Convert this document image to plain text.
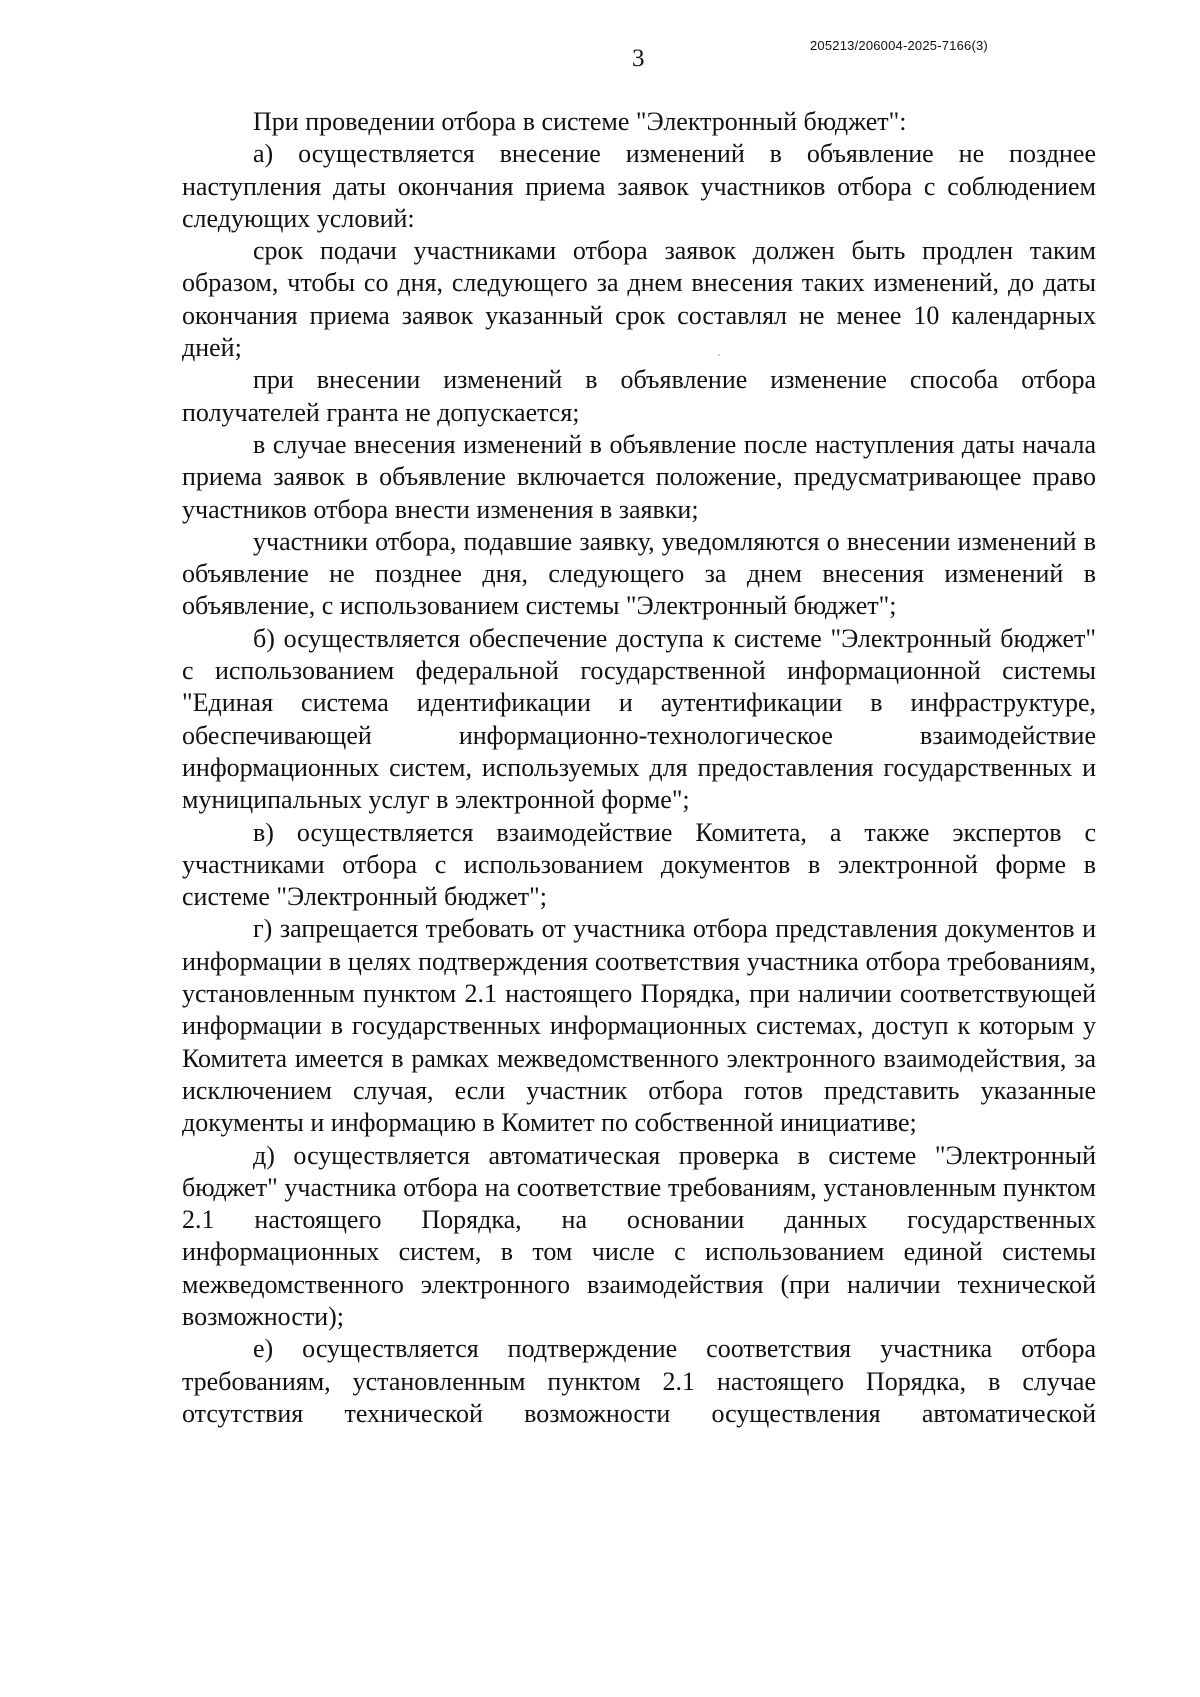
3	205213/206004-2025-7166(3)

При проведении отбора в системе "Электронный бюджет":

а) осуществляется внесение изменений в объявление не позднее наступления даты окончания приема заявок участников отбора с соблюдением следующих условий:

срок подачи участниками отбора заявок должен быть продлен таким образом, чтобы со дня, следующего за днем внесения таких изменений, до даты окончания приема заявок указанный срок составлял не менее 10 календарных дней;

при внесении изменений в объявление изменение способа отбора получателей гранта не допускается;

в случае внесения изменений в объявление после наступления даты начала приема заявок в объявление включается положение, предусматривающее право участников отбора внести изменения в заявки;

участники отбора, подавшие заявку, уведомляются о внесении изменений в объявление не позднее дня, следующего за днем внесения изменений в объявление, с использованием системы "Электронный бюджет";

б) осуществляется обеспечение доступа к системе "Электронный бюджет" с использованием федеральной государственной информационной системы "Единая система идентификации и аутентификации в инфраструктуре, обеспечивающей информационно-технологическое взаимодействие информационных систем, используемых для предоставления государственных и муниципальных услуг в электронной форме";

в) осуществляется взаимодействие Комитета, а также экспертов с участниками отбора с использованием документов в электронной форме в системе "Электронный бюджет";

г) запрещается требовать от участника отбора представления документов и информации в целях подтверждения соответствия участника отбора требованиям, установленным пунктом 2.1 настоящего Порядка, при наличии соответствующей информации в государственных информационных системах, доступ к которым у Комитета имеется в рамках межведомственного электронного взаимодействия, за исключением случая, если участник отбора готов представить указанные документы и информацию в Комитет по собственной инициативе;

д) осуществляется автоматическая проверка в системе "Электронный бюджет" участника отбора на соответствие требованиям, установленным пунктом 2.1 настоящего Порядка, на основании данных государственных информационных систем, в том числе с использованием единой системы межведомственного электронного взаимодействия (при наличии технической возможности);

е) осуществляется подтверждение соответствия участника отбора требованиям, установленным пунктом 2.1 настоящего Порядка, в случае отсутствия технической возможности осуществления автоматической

Task description – Restate each entry word for word, please, but drop any images it holds.

Answer to this problem –
Convert this document image to plain text.
3	205213/206004-2025-7166(3)

При проведении отбора в системе "Электронный бюджет":

а) осуществляется внесение изменений в объявление не позднее наступления даты окончания приема заявок участников отбора с соблюдением следующих условий:

срок подачи участниками отбора заявок должен быть продлен таким образом, чтобы со дня, следующего за днем внесения таких изменений, до даты окончания приема заявок указанный срок составлял не менее 10 календарных дней;

при внесении изменений в объявление изменение способа отбора получателей гранта не допускается;

в случае внесения изменений в объявление после наступления даты начала приема заявок в объявление включается положение, предусматривающее право участников отбора внести изменения в заявки;

участники отбора, подавшие заявку, уведомляются о внесении изменений в объявление не позднее дня, следующего за днем внесения изменений в объявление, с использованием системы "Электронный бюджет";

б) осуществляется обеспечение доступа к системе "Электронный бюджет" с использованием федеральной государственной информационной системы "Единая система идентификации и аутентификации в инфраструктуре, обеспечивающей информационно-технологическое взаимодействие информационных систем, используемых для предоставления государственных и муниципальных услуг в электронной форме";

в) осуществляется взаимодействие Комитета, а также экспертов с участниками отбора с использованием документов в электронной форме в системе "Электронный бюджет";

г) запрещается требовать от участника отбора представления документов и информации в целях подтверждения соответствия участника отбора требованиям, установленным пунктом 2.1 настоящего Порядка, при наличии соответствующей информации в государственных информационных системах, доступ к которым у Комитета имеется в рамках межведомственного электронного взаимодействия, за исключением случая, если участник отбора готов представить указанные документы и информацию в Комитет по собственной инициативе;

д) осуществляется автоматическая проверка в системе "Электронный бюджет" участника отбора на соответствие требованиям, установленным пунктом 2.1 настоящего Порядка, на основании данных государственных информационных систем, в том числе с использованием единой системы межведомственного электронного взаимодействия (при наличии технической возможности);

е) осуществляется подтверждение соответствия участника отбора требованиям, установленным пунктом 2.1 настоящего Порядка, в случае отсутствия технической возможности осуществления автоматической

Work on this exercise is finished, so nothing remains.